# WRITTEN EXERCISE:
Make an exact copy of the records, with the pictures left out.

[Rows from a figure dataset]
* START *

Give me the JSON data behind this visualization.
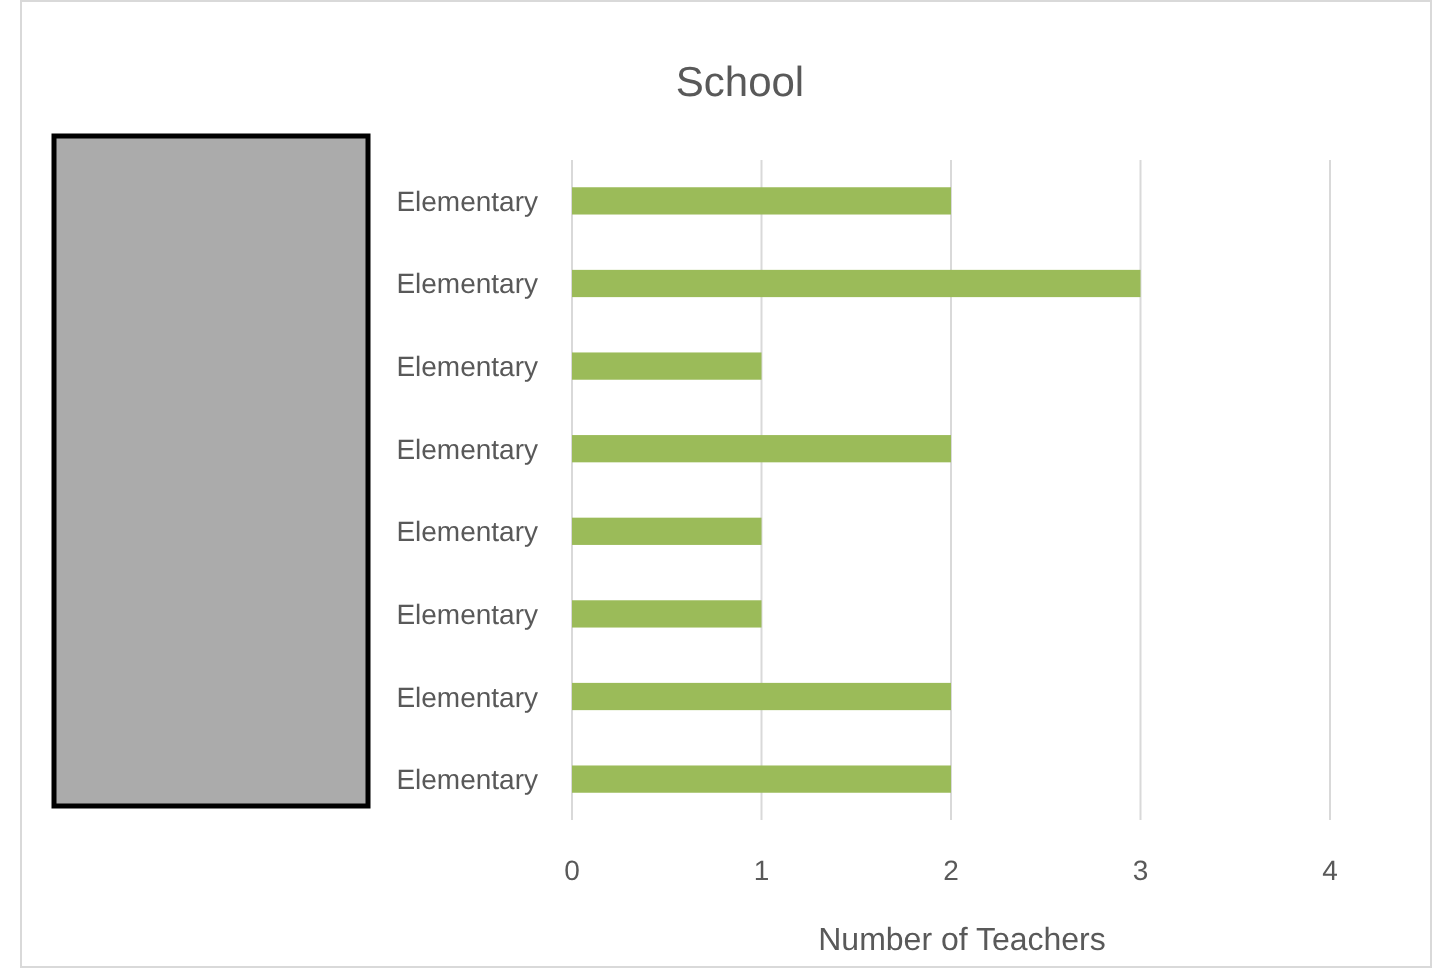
{
  "chart_data": {
    "type": "bar",
    "orientation": "horizontal",
    "title": "School",
    "xlabel": "Number of Teachers",
    "categories": [
      "Elementary",
      "Elementary",
      "Elementary",
      "Elementary",
      "Elementary",
      "Elementary",
      "Elementary",
      "Elementary"
    ],
    "values": [
      2,
      3,
      1,
      2,
      1,
      1,
      2,
      2
    ],
    "color": "#9bbb59",
    "xlim": [
      0,
      4
    ],
    "xticks": [
      0,
      1,
      2,
      3,
      4
    ],
    "grid": "x"
  }
}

* END *

# SOLUTION FOR THIS EXERCISE:
Give me the JSON data behind this visualization.
{
  "chart_data": {
    "type": "bar",
    "orientation": "horizontal",
    "title": "School",
    "xlabel": "Number of Teachers",
    "categories": [
      "Elementary",
      "Elementary",
      "Elementary",
      "Elementary",
      "Elementary",
      "Elementary",
      "Elementary",
      "Elementary"
    ],
    "values": [
      2,
      3,
      1,
      2,
      1,
      1,
      2,
      2
    ],
    "color": "#9bbb59",
    "xlim": [
      0,
      4
    ],
    "xticks": [
      0,
      1,
      2,
      3,
      4
    ],
    "grid": "x"
  }
}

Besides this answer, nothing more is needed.